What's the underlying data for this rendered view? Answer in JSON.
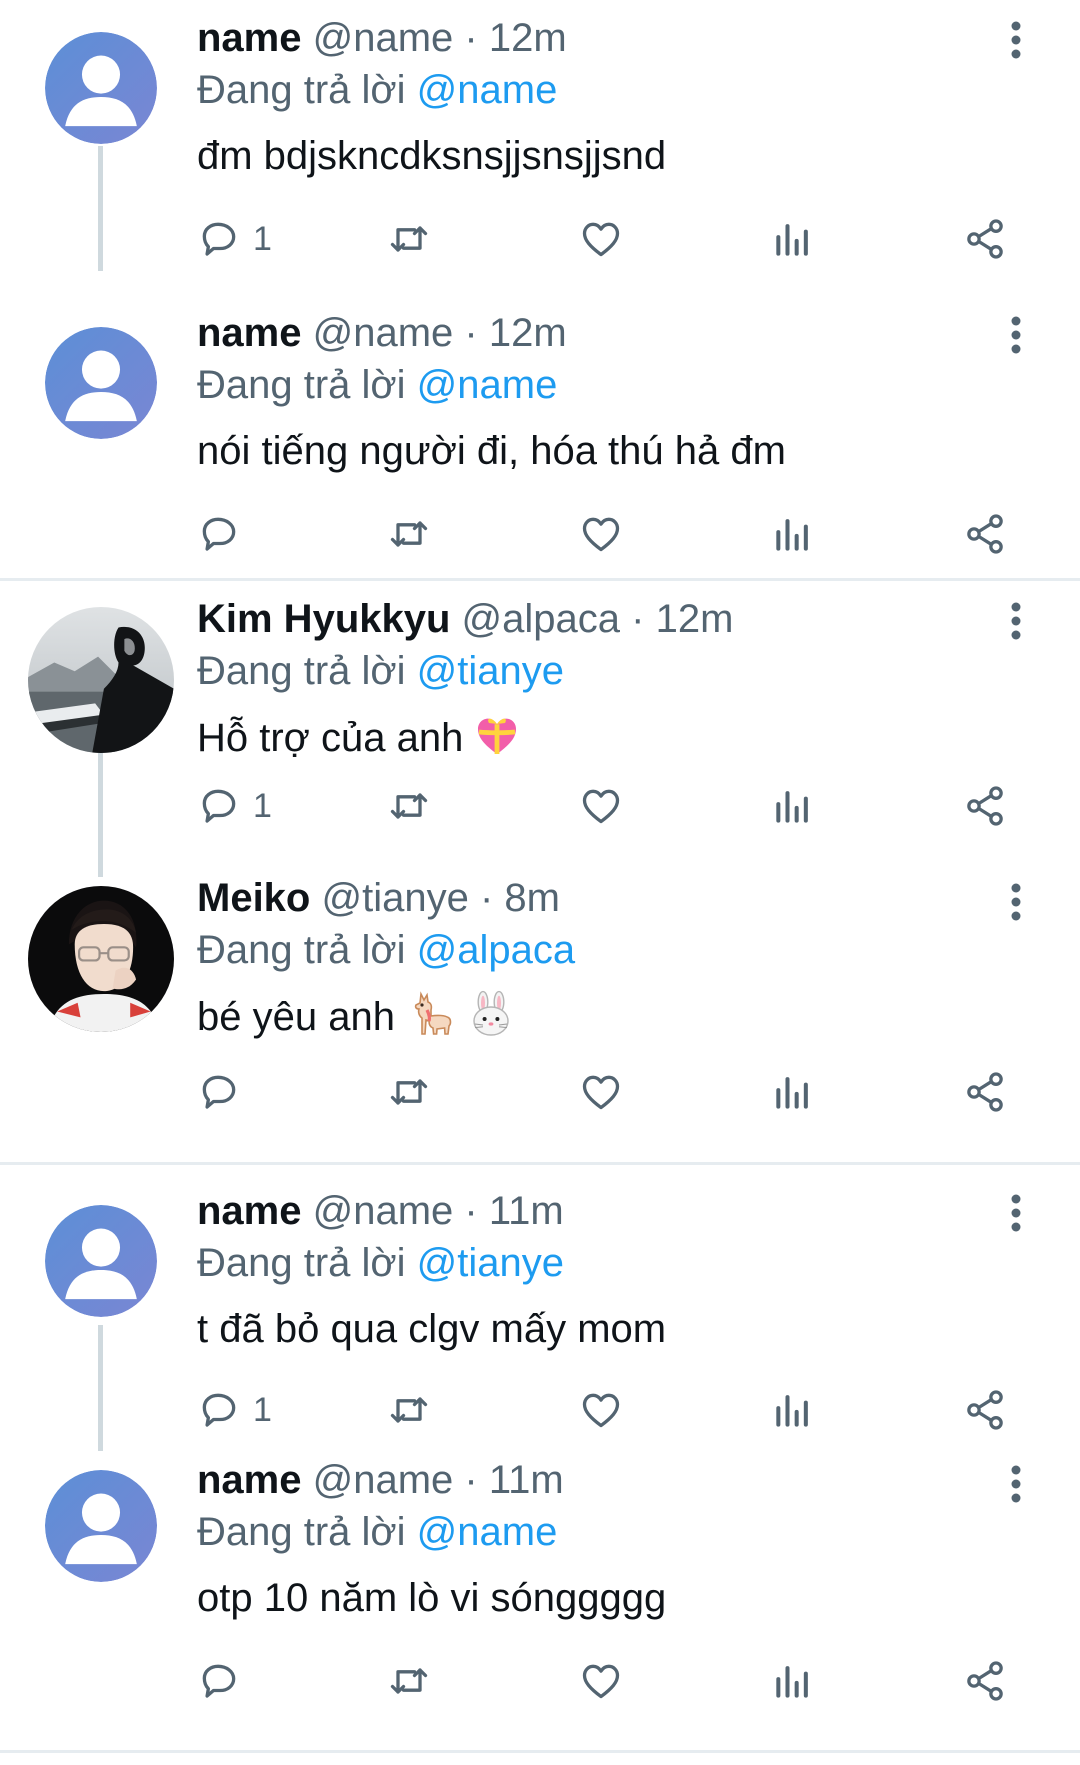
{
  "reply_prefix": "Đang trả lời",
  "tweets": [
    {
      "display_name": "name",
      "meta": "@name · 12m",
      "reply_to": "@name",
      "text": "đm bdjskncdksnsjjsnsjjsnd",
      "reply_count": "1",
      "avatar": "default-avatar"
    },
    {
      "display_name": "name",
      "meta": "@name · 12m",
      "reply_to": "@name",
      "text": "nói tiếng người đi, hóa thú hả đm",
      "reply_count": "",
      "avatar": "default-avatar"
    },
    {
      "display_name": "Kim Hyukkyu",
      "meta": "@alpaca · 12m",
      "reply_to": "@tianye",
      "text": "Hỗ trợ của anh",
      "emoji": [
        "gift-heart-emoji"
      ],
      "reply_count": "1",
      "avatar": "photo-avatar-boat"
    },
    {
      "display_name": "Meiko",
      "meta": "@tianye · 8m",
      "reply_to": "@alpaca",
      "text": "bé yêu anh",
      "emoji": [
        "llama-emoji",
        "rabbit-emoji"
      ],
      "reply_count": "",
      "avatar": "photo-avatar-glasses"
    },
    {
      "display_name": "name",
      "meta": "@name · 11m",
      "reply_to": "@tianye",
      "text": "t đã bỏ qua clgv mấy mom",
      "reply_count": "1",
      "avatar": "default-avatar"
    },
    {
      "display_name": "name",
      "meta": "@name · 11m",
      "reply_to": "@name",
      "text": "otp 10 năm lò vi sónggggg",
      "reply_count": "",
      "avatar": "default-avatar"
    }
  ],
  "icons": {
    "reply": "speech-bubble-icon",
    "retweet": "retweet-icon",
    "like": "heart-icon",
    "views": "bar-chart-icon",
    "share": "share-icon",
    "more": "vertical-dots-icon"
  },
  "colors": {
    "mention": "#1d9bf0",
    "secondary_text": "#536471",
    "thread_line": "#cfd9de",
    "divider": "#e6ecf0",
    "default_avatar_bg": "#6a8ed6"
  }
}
+ + +
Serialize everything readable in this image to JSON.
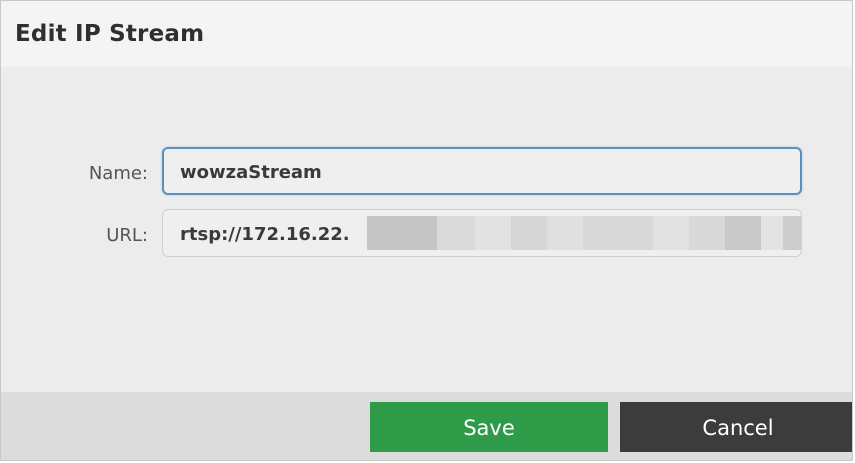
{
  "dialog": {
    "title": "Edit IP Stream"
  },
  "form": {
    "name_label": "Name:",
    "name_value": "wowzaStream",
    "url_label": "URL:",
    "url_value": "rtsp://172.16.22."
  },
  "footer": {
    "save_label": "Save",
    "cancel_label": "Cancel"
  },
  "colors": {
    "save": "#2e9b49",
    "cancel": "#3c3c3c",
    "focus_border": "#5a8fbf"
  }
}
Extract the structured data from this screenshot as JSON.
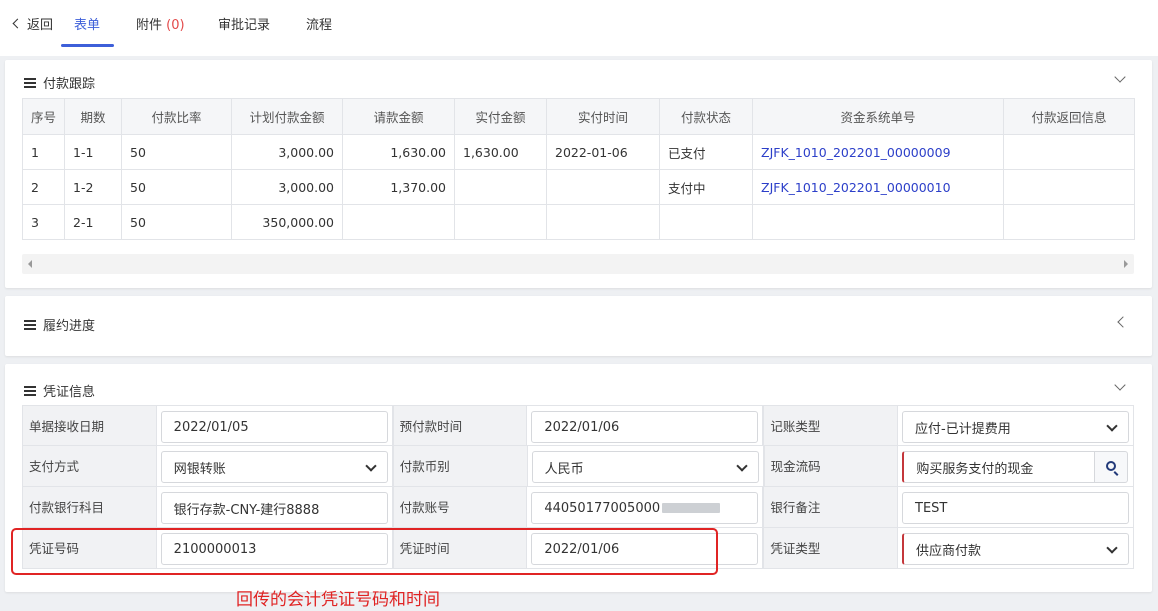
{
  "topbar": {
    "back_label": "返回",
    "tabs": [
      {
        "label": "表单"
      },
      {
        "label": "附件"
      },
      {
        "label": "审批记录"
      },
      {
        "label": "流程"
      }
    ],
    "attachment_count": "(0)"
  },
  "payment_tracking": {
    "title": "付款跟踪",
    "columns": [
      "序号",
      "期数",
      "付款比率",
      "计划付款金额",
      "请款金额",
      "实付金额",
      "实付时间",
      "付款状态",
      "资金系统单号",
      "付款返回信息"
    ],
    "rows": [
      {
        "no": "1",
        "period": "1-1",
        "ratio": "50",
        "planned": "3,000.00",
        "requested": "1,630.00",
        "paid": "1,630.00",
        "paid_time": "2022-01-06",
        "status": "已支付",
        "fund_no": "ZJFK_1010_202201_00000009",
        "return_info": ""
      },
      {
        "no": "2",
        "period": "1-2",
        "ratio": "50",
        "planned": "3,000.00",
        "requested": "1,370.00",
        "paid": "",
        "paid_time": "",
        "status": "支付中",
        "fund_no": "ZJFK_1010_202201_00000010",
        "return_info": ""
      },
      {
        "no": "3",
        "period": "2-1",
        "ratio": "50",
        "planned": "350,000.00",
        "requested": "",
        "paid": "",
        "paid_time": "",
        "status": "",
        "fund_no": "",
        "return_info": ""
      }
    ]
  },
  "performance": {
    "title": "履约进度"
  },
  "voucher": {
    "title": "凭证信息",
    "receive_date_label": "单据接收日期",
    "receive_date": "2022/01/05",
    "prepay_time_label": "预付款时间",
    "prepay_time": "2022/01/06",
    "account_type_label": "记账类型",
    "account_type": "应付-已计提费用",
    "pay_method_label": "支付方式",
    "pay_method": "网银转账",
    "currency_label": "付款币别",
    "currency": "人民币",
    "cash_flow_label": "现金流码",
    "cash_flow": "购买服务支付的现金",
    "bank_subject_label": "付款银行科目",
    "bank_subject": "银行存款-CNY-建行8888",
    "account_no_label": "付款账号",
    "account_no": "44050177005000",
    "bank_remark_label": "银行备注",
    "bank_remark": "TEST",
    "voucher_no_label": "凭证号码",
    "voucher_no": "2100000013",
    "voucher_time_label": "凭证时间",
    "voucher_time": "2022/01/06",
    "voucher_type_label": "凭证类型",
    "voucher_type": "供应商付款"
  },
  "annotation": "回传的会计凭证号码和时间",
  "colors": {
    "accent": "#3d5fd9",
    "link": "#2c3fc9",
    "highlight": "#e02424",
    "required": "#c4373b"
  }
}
+ + +
→ REQUEST
From the data, pick out every line that includes "photo".

→ SOLUTION
      "avatar": "photo-avatar-boat"
      "avatar": "photo-avatar-glasses"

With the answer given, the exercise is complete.